EXERCISE AIM: Every line that contains the word "title" should be copied.

RECORD SET:
........

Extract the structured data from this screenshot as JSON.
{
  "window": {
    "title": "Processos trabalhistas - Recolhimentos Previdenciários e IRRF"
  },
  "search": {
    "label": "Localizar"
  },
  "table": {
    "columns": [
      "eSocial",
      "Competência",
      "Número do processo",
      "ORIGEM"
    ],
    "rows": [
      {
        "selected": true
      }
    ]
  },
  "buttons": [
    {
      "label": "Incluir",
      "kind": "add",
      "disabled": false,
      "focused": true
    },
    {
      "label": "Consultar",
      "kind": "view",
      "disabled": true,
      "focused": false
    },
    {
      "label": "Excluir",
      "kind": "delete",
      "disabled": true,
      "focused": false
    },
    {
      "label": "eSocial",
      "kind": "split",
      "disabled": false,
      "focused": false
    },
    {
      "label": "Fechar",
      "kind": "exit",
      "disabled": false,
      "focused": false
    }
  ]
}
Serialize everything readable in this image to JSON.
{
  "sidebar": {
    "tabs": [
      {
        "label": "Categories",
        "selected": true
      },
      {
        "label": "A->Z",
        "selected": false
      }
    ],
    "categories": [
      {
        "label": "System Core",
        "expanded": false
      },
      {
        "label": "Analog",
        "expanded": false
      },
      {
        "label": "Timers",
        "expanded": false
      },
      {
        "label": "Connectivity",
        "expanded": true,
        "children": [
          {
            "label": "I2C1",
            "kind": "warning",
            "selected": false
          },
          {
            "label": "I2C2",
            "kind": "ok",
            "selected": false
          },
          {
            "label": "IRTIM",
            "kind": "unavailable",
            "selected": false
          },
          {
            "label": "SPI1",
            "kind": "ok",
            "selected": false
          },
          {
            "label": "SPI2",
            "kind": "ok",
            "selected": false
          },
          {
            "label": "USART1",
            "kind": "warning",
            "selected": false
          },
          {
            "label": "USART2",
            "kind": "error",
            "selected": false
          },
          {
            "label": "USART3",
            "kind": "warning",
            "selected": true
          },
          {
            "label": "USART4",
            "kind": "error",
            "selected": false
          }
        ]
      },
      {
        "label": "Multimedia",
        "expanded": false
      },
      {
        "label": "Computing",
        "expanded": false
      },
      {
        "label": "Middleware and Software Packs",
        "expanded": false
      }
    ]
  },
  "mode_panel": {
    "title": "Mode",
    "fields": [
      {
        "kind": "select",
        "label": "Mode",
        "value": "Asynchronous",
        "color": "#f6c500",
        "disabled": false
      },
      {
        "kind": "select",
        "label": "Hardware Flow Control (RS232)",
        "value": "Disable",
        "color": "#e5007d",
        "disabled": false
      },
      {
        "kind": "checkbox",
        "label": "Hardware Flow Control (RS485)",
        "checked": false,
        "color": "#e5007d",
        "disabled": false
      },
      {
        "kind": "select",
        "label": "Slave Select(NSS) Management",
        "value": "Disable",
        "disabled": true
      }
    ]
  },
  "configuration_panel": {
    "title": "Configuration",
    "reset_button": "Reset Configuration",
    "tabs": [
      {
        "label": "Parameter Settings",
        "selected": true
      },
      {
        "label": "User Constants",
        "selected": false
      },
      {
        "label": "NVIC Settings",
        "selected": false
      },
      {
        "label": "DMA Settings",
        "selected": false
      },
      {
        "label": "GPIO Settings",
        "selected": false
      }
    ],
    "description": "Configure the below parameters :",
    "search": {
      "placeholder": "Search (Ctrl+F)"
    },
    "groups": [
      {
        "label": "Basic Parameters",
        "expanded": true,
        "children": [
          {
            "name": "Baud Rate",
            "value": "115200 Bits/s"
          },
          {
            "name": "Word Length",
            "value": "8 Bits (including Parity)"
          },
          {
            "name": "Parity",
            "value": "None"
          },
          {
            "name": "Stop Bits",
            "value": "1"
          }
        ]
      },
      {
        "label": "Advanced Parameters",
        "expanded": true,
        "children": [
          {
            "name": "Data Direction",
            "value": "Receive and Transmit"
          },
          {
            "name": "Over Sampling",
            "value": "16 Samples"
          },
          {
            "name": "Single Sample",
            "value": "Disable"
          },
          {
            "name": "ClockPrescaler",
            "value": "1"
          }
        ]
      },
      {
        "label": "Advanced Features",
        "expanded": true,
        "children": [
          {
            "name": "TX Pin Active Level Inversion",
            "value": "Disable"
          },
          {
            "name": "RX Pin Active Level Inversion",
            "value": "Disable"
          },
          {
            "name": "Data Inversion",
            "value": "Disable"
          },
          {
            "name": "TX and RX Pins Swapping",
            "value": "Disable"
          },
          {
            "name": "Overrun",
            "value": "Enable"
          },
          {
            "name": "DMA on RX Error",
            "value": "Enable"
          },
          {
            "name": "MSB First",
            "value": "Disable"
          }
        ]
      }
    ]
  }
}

........

EXERCISE OUTPUT:
    "title": "Processos trabalhistas - Recolhimentos Previdenciários e IRRF"
    "title": "Mode",
    "title": "Configuration",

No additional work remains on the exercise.